(Stored dataset items)
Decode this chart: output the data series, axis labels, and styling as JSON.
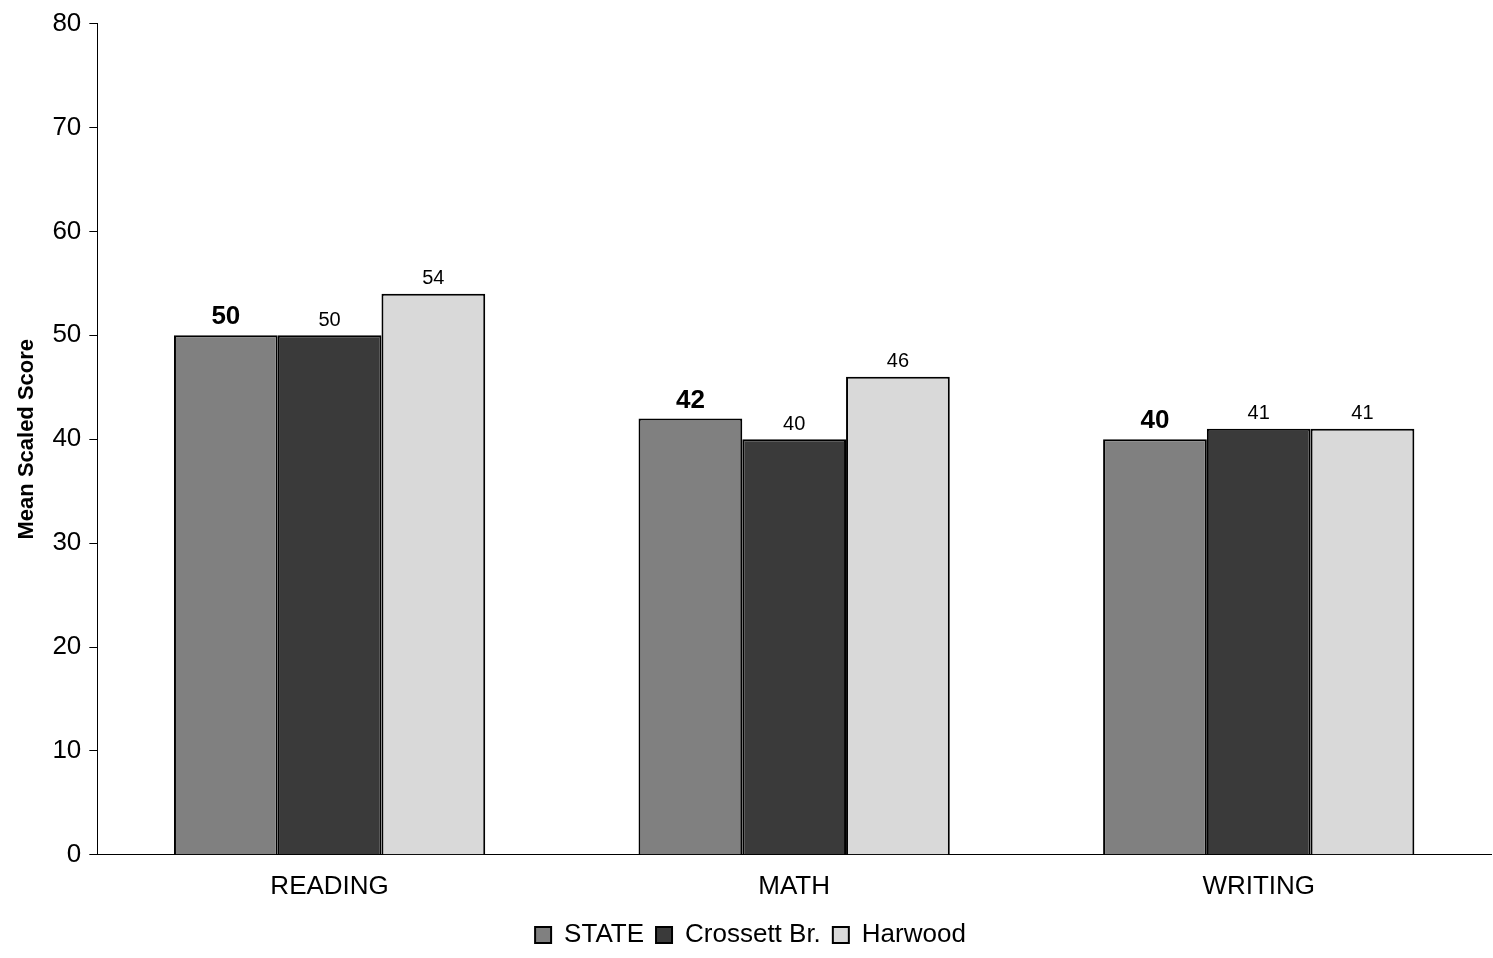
{
  "chart_data": {
    "type": "bar",
    "ylabel": "Mean Scaled Score",
    "categories": [
      "READING",
      "MATH",
      "WRITING"
    ],
    "series": [
      {
        "name": "STATE",
        "color": "#808080",
        "values": [
          50,
          42,
          40
        ]
      },
      {
        "name": "Crossett Br.",
        "color": "#3a3a3a",
        "values": [
          50,
          40,
          41
        ]
      },
      {
        "name": "Harwood",
        "color": "#d9d9d9",
        "values": [
          54,
          46,
          41
        ]
      }
    ],
    "ylim": [
      0,
      80
    ],
    "yticks": [
      0,
      10,
      20,
      30,
      40,
      50,
      60,
      70,
      80
    ],
    "grid": false,
    "legend": "bottom",
    "data_labels": true
  }
}
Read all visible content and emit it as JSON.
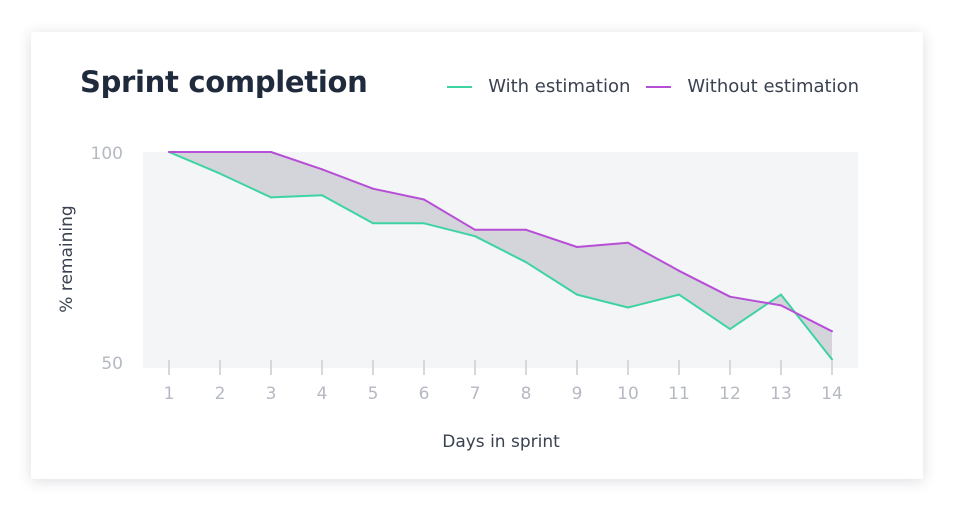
{
  "chart_data": {
    "type": "line",
    "title": "Sprint completion",
    "xlabel": "Days in sprint",
    "ylabel": "% remaining",
    "x": [
      1,
      2,
      3,
      4,
      5,
      6,
      7,
      8,
      9,
      10,
      11,
      12,
      13,
      14
    ],
    "ylim": [
      50,
      100
    ],
    "yticks": [
      "100",
      "50"
    ],
    "legend_position": "top-right",
    "fill_between_series": true,
    "series": [
      {
        "name": "With estimation",
        "color": "#3ed3a3",
        "values": [
          100,
          95,
          89.5,
          90,
          83.5,
          83.5,
          80.5,
          74.5,
          67,
          64,
          67,
          59,
          67,
          52
        ]
      },
      {
        "name": "Without estimation",
        "color": "#b74fd6",
        "values": [
          100,
          100,
          100,
          96,
          91.5,
          89,
          82,
          82,
          78,
          79,
          72.5,
          66.5,
          64.5,
          58.5
        ]
      }
    ],
    "colors": {
      "plot_background": "#f4f5f7",
      "fill_between": "#d3d5da",
      "tick_mark": "#d5d8dd",
      "tick_label": "#b5b9c2"
    }
  }
}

# Objective
Pictures in the records above should not be copied. Repeat everything else exactly.

# Answer to this problem
Decode this chart: output the data series, axis labels, and styling as JSON.
{
  "chart_data": {
    "type": "bar",
    "ylabel": "Mean Scaled Score",
    "categories": [
      "READING",
      "MATH",
      "WRITING"
    ],
    "series": [
      {
        "name": "STATE",
        "color": "#808080",
        "values": [
          50,
          42,
          40
        ]
      },
      {
        "name": "Crossett Br.",
        "color": "#3a3a3a",
        "values": [
          50,
          40,
          41
        ]
      },
      {
        "name": "Harwood",
        "color": "#d9d9d9",
        "values": [
          54,
          46,
          41
        ]
      }
    ],
    "ylim": [
      0,
      80
    ],
    "yticks": [
      0,
      10,
      20,
      30,
      40,
      50,
      60,
      70,
      80
    ],
    "grid": false,
    "legend": "bottom",
    "data_labels": true
  }
}
Read all visible content and emit it as JSON.
{
  "chart_data": {
    "type": "line",
    "title": "Sprint completion",
    "xlabel": "Days in sprint",
    "ylabel": "% remaining",
    "x": [
      1,
      2,
      3,
      4,
      5,
      6,
      7,
      8,
      9,
      10,
      11,
      12,
      13,
      14
    ],
    "ylim": [
      50,
      100
    ],
    "yticks": [
      "100",
      "50"
    ],
    "legend_position": "top-right",
    "fill_between_series": true,
    "series": [
      {
        "name": "With estimation",
        "color": "#3ed3a3",
        "values": [
          100,
          95,
          89.5,
          90,
          83.5,
          83.5,
          80.5,
          74.5,
          67,
          64,
          67,
          59,
          67,
          52
        ]
      },
      {
        "name": "Without estimation",
        "color": "#b74fd6",
        "values": [
          100,
          100,
          100,
          96,
          91.5,
          89,
          82,
          82,
          78,
          79,
          72.5,
          66.5,
          64.5,
          58.5
        ]
      }
    ],
    "colors": {
      "plot_background": "#f4f5f7",
      "fill_between": "#d3d5da",
      "tick_mark": "#d5d8dd",
      "tick_label": "#b5b9c2"
    }
  }
}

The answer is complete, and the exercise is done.